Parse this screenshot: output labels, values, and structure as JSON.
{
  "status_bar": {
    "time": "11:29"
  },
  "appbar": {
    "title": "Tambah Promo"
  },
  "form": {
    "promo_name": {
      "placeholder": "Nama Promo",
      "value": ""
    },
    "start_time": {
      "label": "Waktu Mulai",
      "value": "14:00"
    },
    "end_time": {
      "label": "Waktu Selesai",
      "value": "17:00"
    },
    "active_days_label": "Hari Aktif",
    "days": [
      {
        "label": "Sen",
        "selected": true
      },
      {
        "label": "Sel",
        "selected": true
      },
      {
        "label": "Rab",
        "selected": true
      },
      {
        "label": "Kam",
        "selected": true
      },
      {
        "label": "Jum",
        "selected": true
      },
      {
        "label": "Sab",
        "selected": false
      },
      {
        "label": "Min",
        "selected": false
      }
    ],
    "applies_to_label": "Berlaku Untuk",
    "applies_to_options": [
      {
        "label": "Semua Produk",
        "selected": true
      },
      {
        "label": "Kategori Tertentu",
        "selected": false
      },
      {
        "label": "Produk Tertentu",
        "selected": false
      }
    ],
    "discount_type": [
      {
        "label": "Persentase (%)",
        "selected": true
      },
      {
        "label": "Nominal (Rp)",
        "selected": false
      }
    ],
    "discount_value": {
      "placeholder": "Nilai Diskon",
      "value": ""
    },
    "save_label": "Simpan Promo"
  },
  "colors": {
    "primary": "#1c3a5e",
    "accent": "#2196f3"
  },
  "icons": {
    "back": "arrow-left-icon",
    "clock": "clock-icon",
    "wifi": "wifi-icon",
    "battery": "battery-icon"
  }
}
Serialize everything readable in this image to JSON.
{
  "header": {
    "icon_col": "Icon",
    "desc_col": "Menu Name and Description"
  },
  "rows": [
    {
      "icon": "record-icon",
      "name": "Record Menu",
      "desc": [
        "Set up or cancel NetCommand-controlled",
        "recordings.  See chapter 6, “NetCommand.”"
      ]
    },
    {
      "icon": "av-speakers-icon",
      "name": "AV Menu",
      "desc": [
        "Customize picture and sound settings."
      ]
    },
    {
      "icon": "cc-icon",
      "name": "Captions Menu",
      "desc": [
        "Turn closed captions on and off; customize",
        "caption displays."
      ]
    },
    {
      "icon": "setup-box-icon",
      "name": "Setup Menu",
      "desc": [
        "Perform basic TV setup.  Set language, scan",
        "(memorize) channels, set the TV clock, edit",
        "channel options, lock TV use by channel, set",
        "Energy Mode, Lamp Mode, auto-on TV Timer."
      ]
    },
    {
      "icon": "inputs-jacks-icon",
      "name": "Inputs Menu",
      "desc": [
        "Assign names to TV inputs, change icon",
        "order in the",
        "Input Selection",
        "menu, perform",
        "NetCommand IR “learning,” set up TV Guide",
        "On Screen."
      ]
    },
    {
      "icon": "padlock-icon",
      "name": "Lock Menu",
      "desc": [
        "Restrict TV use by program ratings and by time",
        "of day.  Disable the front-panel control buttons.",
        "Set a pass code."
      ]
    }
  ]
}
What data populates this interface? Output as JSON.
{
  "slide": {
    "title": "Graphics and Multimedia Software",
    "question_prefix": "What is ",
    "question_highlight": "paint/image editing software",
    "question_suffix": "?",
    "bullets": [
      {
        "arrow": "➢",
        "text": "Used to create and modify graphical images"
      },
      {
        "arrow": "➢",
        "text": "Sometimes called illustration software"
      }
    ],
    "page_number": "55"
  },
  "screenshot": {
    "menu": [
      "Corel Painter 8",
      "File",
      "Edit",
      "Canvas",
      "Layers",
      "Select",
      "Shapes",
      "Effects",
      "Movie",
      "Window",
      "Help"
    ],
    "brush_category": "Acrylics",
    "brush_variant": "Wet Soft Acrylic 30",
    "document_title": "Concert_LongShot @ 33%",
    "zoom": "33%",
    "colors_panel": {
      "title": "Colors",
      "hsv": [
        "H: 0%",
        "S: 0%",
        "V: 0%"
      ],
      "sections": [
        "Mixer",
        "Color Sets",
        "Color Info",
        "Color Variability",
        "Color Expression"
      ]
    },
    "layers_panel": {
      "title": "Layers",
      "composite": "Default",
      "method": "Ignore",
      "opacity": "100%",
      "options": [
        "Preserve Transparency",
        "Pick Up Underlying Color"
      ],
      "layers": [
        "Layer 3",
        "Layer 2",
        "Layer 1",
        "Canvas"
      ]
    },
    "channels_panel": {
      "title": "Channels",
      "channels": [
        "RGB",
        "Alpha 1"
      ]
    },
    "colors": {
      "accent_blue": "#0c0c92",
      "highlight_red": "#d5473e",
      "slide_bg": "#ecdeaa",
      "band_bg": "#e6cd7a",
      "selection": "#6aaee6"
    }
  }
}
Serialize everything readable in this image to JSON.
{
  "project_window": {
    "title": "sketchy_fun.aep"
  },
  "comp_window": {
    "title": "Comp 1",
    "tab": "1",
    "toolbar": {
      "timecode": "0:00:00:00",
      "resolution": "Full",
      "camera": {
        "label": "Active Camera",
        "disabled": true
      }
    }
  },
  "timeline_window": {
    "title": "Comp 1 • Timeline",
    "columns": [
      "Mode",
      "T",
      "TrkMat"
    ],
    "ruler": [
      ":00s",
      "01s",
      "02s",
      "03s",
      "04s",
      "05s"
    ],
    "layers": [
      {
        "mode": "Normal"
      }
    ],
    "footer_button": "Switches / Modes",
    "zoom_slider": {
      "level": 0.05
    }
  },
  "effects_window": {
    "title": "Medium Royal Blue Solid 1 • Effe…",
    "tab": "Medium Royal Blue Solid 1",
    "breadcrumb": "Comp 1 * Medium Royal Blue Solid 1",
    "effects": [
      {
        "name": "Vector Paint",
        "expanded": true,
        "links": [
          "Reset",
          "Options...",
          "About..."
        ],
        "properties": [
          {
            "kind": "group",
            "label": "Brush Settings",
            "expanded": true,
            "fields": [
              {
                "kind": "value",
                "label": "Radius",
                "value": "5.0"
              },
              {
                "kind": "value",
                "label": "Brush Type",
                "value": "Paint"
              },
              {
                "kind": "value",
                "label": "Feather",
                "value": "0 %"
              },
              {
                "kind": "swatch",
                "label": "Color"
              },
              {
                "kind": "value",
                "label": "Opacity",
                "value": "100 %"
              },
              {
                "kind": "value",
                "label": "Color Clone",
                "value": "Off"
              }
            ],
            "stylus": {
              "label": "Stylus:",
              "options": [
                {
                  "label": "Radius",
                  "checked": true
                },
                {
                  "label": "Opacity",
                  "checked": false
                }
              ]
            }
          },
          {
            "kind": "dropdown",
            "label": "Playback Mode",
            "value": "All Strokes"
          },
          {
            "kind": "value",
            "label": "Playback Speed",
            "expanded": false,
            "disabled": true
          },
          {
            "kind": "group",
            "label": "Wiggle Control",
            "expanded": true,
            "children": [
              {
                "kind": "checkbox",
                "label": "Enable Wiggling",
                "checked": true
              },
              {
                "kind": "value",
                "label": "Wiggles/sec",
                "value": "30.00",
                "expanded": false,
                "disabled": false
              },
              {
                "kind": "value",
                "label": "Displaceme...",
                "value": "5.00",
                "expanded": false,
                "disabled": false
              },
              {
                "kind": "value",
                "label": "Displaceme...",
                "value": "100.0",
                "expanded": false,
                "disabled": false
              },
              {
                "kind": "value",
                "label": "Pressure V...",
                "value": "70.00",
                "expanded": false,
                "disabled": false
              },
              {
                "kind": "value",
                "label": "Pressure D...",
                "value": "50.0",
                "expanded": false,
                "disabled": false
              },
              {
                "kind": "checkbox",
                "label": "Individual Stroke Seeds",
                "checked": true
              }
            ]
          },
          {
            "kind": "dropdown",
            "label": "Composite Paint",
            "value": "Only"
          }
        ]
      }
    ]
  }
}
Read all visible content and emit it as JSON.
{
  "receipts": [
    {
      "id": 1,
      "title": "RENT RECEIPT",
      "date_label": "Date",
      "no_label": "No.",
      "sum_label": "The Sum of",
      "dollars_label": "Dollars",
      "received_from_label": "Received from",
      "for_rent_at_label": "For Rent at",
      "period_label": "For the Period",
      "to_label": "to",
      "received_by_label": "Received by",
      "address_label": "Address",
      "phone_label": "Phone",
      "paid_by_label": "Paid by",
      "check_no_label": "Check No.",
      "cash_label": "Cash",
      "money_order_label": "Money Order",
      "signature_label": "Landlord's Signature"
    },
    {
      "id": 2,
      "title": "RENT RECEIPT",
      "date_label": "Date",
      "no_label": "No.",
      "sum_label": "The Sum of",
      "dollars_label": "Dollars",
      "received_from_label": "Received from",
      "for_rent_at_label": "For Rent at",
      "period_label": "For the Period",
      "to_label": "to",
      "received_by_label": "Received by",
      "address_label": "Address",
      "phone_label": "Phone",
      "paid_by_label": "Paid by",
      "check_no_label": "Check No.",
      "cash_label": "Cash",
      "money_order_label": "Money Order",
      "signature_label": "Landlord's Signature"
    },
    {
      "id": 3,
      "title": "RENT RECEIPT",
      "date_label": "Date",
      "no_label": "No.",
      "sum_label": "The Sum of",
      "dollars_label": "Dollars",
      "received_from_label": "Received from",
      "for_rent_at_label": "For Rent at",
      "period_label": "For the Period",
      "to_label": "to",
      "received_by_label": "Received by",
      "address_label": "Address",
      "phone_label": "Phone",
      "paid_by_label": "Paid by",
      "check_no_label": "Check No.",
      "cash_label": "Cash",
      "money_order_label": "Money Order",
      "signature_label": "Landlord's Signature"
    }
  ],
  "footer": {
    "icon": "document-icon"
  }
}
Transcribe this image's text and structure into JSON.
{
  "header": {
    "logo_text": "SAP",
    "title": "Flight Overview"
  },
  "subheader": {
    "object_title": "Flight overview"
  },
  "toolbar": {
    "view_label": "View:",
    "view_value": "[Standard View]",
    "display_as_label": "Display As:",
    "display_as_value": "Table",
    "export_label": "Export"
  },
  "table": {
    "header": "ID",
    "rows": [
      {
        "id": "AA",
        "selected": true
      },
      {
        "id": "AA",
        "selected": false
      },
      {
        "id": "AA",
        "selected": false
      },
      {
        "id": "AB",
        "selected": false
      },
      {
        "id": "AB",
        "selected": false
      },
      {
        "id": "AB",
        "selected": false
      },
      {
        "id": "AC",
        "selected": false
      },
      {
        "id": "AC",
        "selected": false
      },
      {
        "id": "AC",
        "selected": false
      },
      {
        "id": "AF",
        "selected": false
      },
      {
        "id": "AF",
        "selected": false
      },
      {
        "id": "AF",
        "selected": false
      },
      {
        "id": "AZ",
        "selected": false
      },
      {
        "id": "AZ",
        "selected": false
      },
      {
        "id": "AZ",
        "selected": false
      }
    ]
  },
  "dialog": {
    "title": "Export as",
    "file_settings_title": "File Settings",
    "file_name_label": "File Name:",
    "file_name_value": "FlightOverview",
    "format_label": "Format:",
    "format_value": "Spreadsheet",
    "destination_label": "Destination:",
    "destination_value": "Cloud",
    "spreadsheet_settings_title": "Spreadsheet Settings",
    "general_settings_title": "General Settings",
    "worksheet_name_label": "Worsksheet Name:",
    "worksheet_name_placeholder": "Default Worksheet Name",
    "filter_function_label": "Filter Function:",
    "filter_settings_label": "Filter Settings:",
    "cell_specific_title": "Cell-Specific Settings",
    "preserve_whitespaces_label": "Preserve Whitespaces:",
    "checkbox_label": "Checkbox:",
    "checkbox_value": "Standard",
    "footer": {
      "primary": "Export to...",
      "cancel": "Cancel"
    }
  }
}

* * * * * * *

◆ **AIM**
In the data above, how many lines contain the string "this"? Answer with the number only.

◆ **COMPLETE RESPONSE**
5